▶ **OBJECTIVES**:
(1) In the newsletter excerpt on Ho Nam, which firm is he named as a co-founder of?
(2) Name every person whose lessons are promised in the subtitle of the newsletter excerpt on Ho Nam.
(3) Transcribe the newsletter excerpt on Ho Nam from "Below, you’ll find" to "the asset class.".

▶ **EXCERPT**:
Ho Nam on VC’s Power Law
Lessons from Arthur Rock, Steve Jobs, Don Lucas, Paul Graham and beyond.
🌟 Hey there! This is a subscriber-only edition of our premium newsletter designed to make you a better investor and technologist. Members get access to the strategies, tactics, and wisdom of exceptional investors and founders.
Friends,
We’re back with our latest edition of “Letters to a Young Investor,” the series designed to give readers like you an intimate look at the strategies, insights, and wisdom of the world’s best investors. We do that via a back-and-forth correspondence that we publish in full – giving you a chance to peek into the inbox of legendary venture capitalists.
Below, you’ll find my second letter with Altos co-founder and managing director Ho Nam. For those who are just joining us, Ho is, in my opinion, one of the great investors of the past couple of decades and a true student of the asset class.
Because of his respect for the practice of venture capital, I was especially excited to talk to him about today’s topic: learning from the greats. Who were Ho’s mentors? Which investors does he most admire and why? What lessons from venture’s past should be better remembered by today’s managers?
Join our premium newsletter, Generalist+, to read the full correspondence and unlock a library of investing wisdom.
Lessons from Ho
Prepare for one true winner. Even skilled investors often have just one or two outlier bets over the course of their career. Because of venture’s power law, their returns may dwarf the dividends of all other investments combined. Your mission is to find these legendary businesses, engage with them deeply, and partner for decades.

▶ **PROVIDED MATERIAL**:

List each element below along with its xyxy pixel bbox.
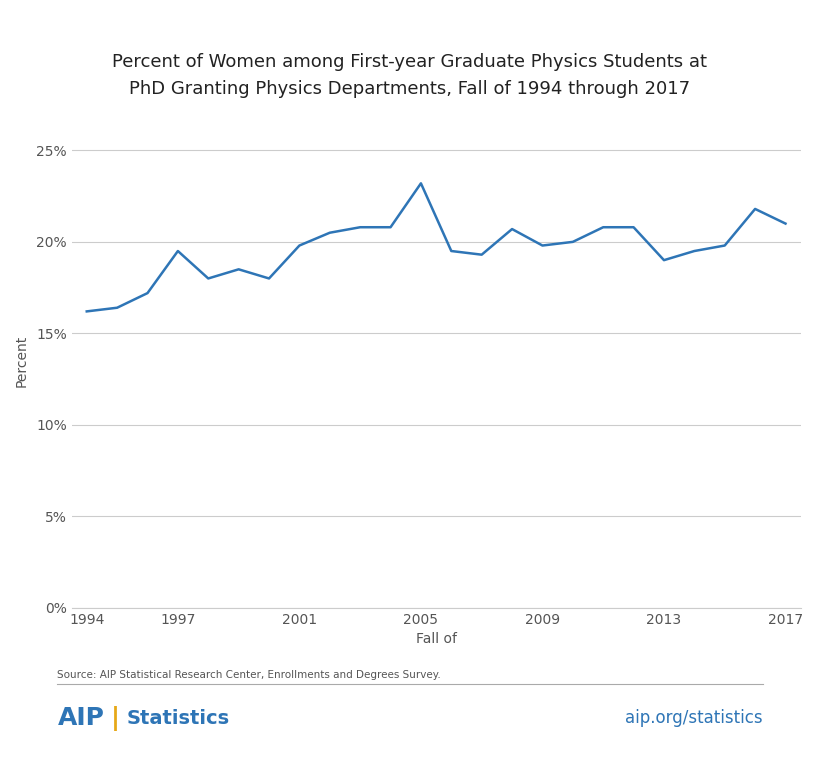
Text: AIP: AIP <box>57 706 104 730</box>
X-axis label: Fall of: Fall of <box>415 632 456 646</box>
Text: Percent of Women among First-year Graduate Physics Students at: Percent of Women among First-year Gradua… <box>112 53 707 71</box>
Text: |: | <box>111 706 120 730</box>
Text: Source: AIP Statistical Research Center, Enrollments and Degrees Survey.: Source: AIP Statistical Research Center,… <box>57 670 441 680</box>
Y-axis label: Percent: Percent <box>15 334 29 387</box>
Text: PhD Granting Physics Departments, Fall of 1994 through 2017: PhD Granting Physics Departments, Fall o… <box>129 80 690 98</box>
Text: Statistics: Statistics <box>127 708 230 728</box>
Text: aip.org/statistics: aip.org/statistics <box>624 709 762 727</box>
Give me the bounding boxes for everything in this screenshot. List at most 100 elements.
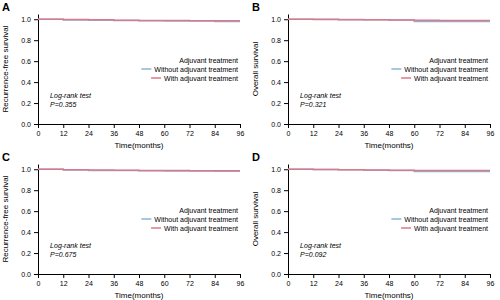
y-tick-mark [34,190,38,191]
annotation: Log-rank test [300,242,342,250]
y-tick-mark [284,103,288,104]
x-tick: 36 [360,124,368,137]
x-tick: 24 [85,124,93,137]
x-tick: 96 [487,124,495,137]
x-tick-mark [440,124,441,128]
x-tick-label: 96 [487,130,495,137]
y-tick: 0.4 [21,79,38,86]
x-tick-label: 36 [360,280,368,287]
panel: 012243648607284960.00.20.40.60.81.0DTime… [251,151,494,300]
x-tick-mark [190,124,191,128]
legend: Adjuvant treatmentWithout adjuvant treat… [141,207,238,233]
x-axis-title: Time(months) [364,141,413,150]
y-tick-mark [284,124,288,125]
x-tick: 0 [37,124,41,137]
legend-label: With adjuvant treatment [164,225,238,233]
y-tick-mark [34,19,38,20]
x-tick: 48 [136,124,144,137]
y-tick-mark [34,82,38,83]
y-tick-mark [284,274,288,275]
legend-label: With adjuvant treatment [164,75,238,83]
y-tick: 0.4 [271,79,288,86]
legend-swatch [141,68,151,70]
y-tick: 0.8 [21,187,38,194]
x-tick-mark [63,274,64,278]
y-tick-label: 0.4 [271,79,281,86]
y-tick-label: 0.2 [21,100,31,107]
x-tick-mark [339,274,340,278]
y-tick-label: 1.0 [271,16,281,23]
y-tick-mark [34,124,38,125]
x-tick-mark [89,124,90,128]
x-tick: 12 [310,124,318,137]
x-tick-mark [288,274,289,278]
x-axis: 01224364860728496 [37,124,245,137]
y-tick-label: 0.8 [271,187,281,194]
x-tick-label: 0 [37,130,41,137]
y-tick-mark [284,253,288,254]
survival-line [288,169,490,170]
y-tick-mark [34,103,38,104]
y-tick-mark [284,19,288,20]
y-tick-label: 0.6 [21,208,31,215]
y-axis-line [38,15,39,125]
legend-label: With adjuvant treatment [414,225,488,233]
y-tick: 1.0 [271,16,288,23]
legend-title: Adjuvant treatment [429,57,488,65]
x-tick-mark [63,124,64,128]
x-tick: 12 [310,274,318,287]
y-tick-mark [34,169,38,170]
legend-swatch [151,227,161,229]
y-tick-mark [34,274,38,275]
x-tick: 84 [461,124,469,137]
x-tick-mark [414,274,415,278]
x-tick-mark [164,274,165,278]
y-axis-title: Recurrence-free survival [1,175,10,262]
y-tick-label: 0.2 [271,100,281,107]
x-tick: 0 [287,124,291,137]
legend-swatch [391,218,401,220]
y-tick-label: 0.6 [21,58,31,65]
x-tick-label: 84 [211,130,219,137]
x-tick-label: 48 [386,280,394,287]
y-tick-label: 0.4 [21,79,31,86]
legend: Adjuvant treatmentWithout adjuvant treat… [391,207,488,233]
y-tick-mark [284,232,288,233]
legend-label: Without adjuvant treatment [404,216,488,224]
x-tick-label: 12 [60,280,68,287]
x-tick-label: 72 [436,280,444,287]
y-tick: 0.8 [271,37,288,44]
x-tick-mark [215,124,216,128]
x-tick-label: 96 [237,130,245,137]
y-axis-title: Recurrence-free survival [1,25,10,112]
x-tick-mark [240,124,241,128]
y-tick: 0.6 [21,208,38,215]
x-tick-label: 60 [411,280,419,287]
x-tick-mark [215,274,216,278]
x-tick-mark [190,274,191,278]
x-tick-mark [364,274,365,278]
y-tick-label: 0.2 [21,250,31,257]
y-tick-mark [34,253,38,254]
x-tick-label: 24 [335,280,343,287]
x-tick: 0 [37,274,41,287]
y-tick-label: 0.0 [21,271,31,278]
x-tick-mark [389,274,390,278]
x-tick-mark [414,124,415,128]
y-tick-mark [284,40,288,41]
y-tick-label: 1.0 [21,166,31,173]
y-axis: 0.00.20.40.60.81.0 [21,165,38,278]
y-tick-label: 0.8 [21,37,31,44]
y-tick: 1.0 [21,16,38,23]
annotation: P=0.675 [50,251,76,258]
y-tick: 0.0 [271,121,288,128]
y-tick: 0.6 [271,208,288,215]
x-tick-mark [89,274,90,278]
x-tick: 72 [436,124,444,137]
y-tick-label: 0.8 [21,187,31,194]
survival-line [288,19,490,21]
y-tick-mark [284,190,288,191]
legend-swatch [401,227,411,229]
legend-label: Without adjuvant treatment [154,216,238,224]
x-tick-mark [339,124,340,128]
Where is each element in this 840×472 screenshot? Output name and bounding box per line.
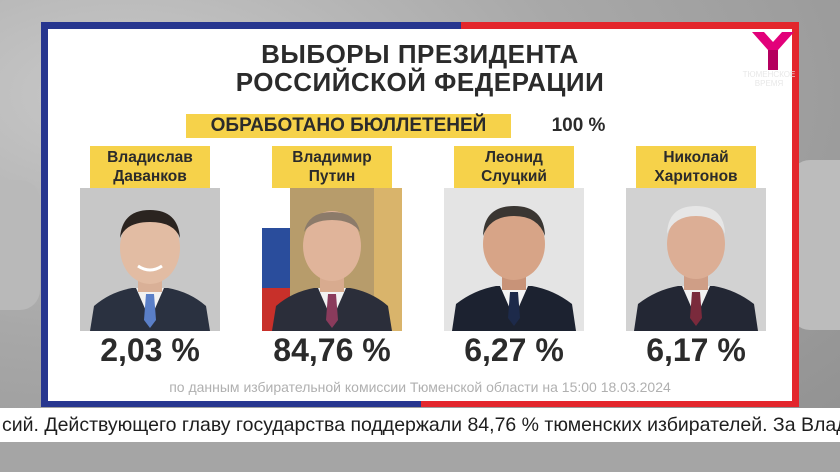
candidate-name: Леонид Слуцкий xyxy=(454,146,574,188)
title-line-1: ВЫБОРЫ ПРЕЗИДЕНТА xyxy=(261,39,579,69)
candidate-name: Владислав Даванков xyxy=(90,146,210,188)
candidate-card-davankov: Владислав Даванков 2,03 % xyxy=(62,146,238,369)
candidate-card-slutsky: Леонид Слуцкий 6,27 % xyxy=(426,146,602,369)
candidate-percent: 6,17 % xyxy=(608,331,784,369)
candidate-percent: 2,03 % xyxy=(62,331,238,369)
frame-blue-top xyxy=(41,22,461,29)
source-note: по данным избирательной комиссии Тюменск… xyxy=(169,379,671,395)
background-shape-left xyxy=(0,180,40,310)
candidate-percent: 84,76 % xyxy=(244,331,420,369)
candidate-name: Владимир Путин xyxy=(272,146,392,188)
ticker-text: сий. Действующего главу государства подд… xyxy=(2,414,840,436)
ballots-label: ОБРАБОТАНО БЮЛЛЕТЕНЕЙ xyxy=(186,114,511,138)
candidate-first-name: Владимир xyxy=(292,149,372,166)
frame-blue-left xyxy=(41,22,48,406)
bottom-background xyxy=(0,442,840,472)
candidate-first-name: Владислав xyxy=(107,149,193,166)
candidate-photo xyxy=(80,188,220,331)
candidate-name: Николай Харитонов xyxy=(636,146,756,188)
page-title: ВЫБОРЫ ПРЕЗИДЕНТА РОССИЙСКОЙ ФЕДЕРАЦИИ xyxy=(200,40,640,96)
candidate-card-putin: Владимир Путин 84,76 % xyxy=(244,146,420,369)
logo-caption: ТЮМЕНСКОЕ ВРЕМЯ xyxy=(742,70,796,88)
candidate-photo xyxy=(262,188,402,331)
candidate-last-name: Даванков xyxy=(113,168,187,185)
ballots-value: 100 % xyxy=(551,115,606,136)
ballots-processed: ОБРАБОТАНО БЮЛЛЕТЕНЕЙ 100 % xyxy=(186,114,646,138)
frame-red-top xyxy=(461,22,799,29)
candidate-first-name: Николай xyxy=(663,149,729,166)
news-ticker: сий. Действующего главу государства подд… xyxy=(0,408,840,442)
candidate-last-name: Слуцкий xyxy=(481,168,547,185)
candidate-last-name: Харитонов xyxy=(654,168,738,185)
frame-red-bottom xyxy=(421,401,799,407)
candidate-last-name: Путин xyxy=(308,168,356,185)
candidate-card-kharitonov: Николай Харитонов 6,17 % xyxy=(608,146,784,369)
tyumen-media-logo-icon xyxy=(748,28,798,88)
frame-blue-bottom xyxy=(41,401,421,407)
title-line-2: РОССИЙСКОЙ ФЕДЕРАЦИИ xyxy=(235,67,605,97)
candidate-photo xyxy=(444,188,584,331)
candidate-percent: 6,27 % xyxy=(426,331,602,369)
candidate-photo xyxy=(626,188,766,331)
candidate-first-name: Леонид xyxy=(485,149,543,166)
frame-red-right xyxy=(792,22,799,406)
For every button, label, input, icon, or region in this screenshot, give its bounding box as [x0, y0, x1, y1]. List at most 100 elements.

▶ **RESULTS OF THE TASKS**:
(1) Altos

(2) Arthur Rock, Steve Jobs, Don Lucas, Paul Graham

(3)
Below, you’ll find my second letter with Altos co-founder and managing director Ho Nam. For those who are just joining us, Ho is, in my opinion, one of the great investors of the past couple of decades and a true student of the asset class.